Re: NFS Data CORRUPTION Between Linux and SunOS 5.5.1

Ben McCann (bmccann@indusriver.com)
Fri, 14 Aug 1998 08:35:36 -0400


Sorry, I forgot to include a description of the corruption itself.
I have build 'good' and 'bad' versions of the file and compared
them. The corruption always follows the same pattern and multiple
corruptions have been seen in the file:

1. The corruption always begins on a 4096 byte aligned offset
in the file (i.e. on a page boundary).

2. 1, 2, or 3 bytes of ZERO are written at the beginning of the page
and the rest of the page is SHIFTED by that amount. (When we first
saw this we thought a SCSI controller was failing on the Sun
server but we've not had any problems with data written via
NFS to this Sun from a bunch of WinNT boxes we have here. And,
as I said earlier, 2.1.84 works fine).

3. The location of the smashed page or pages is random. The first
is usually 4 or 5 megabytes into the file (which is 11M long) but
occasionally it is only 56K into the file.

4. The number of corrupted blocks in a 11M file is small, like
5 or 10.

Hope this provides a clue. I couldn't fathom why the data was
SHIFTED because that implies the page was COPIED someplace.
How many places in the NFS logic COPY entire pages? Perhaps that
is a place to look.

§ **Requirements**
(a) In the NFS corruption post, rewrite the point beginning "1, 2, or 3 bytes of ZERO" as a short bulleted list that keeps its main facts.
(b) Summarize the NFS corruption post in two sentences.

§ **Dataset extract**

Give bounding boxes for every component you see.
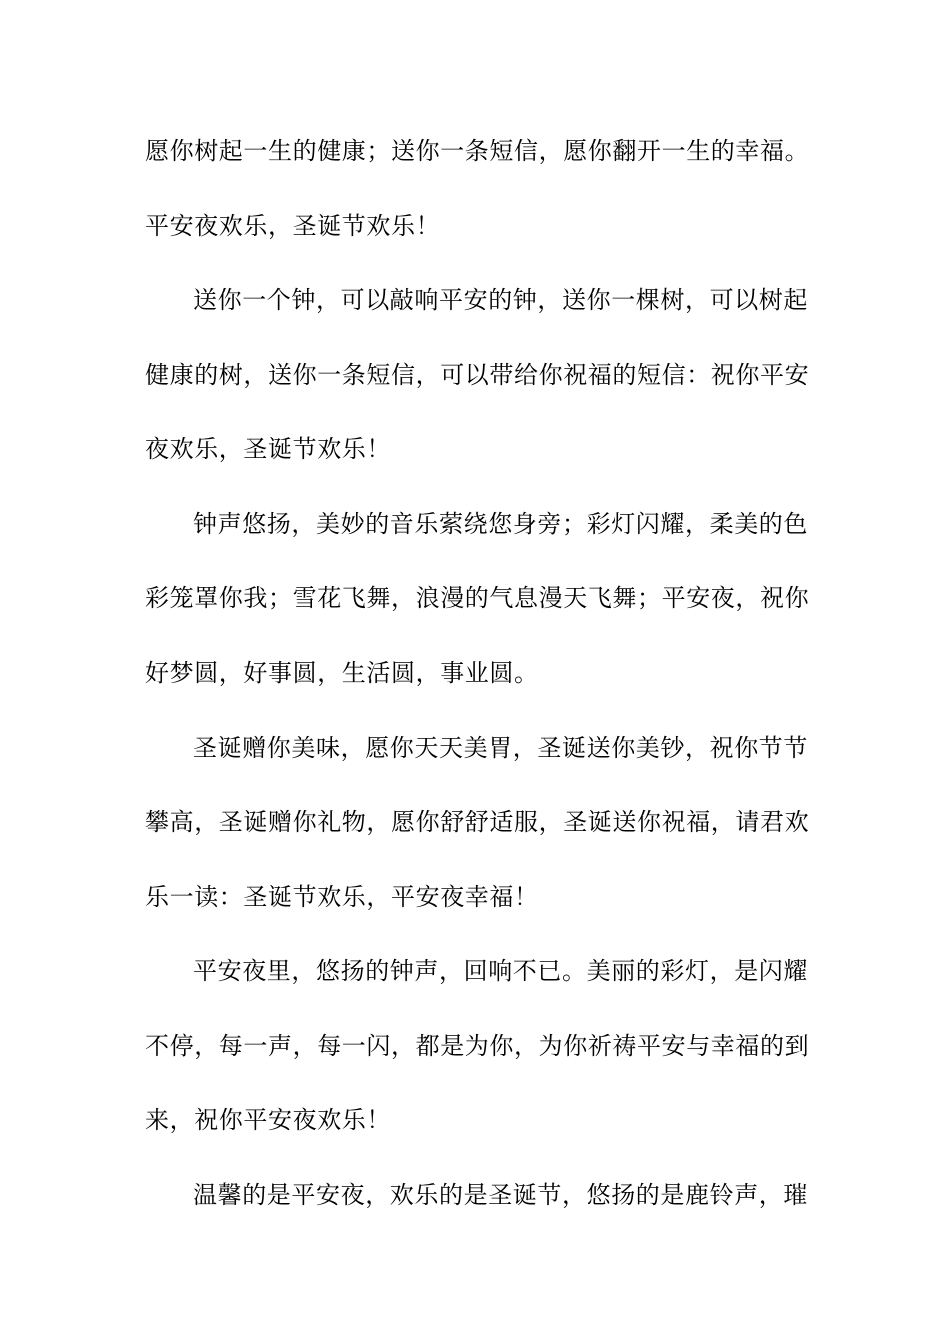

§ **Solution set**
(a)
- One to three zero bytes are written at the start of the page, and the rest of the page is shifted by that many bytes.
- At first, a failing SCSI controller on the Sun server was suspected.
- Data written via NFS to the same Sun from several WinNT machines has shown no problems.
- Version 2.1.84 works fine.

(b) Comparing good and bad builds of an 11M file showed a consistent corruption pattern: it starts on a 4096-byte page boundary, with 1, 2, or 3 zero bytes written at the start of the page and the rest of the page shifted, and it affects only about 5 to 10 randomly located blocks. Because the shift implies the page was copied somewhere, the author suggests looking at the places in the NFS logic that copy entire pages.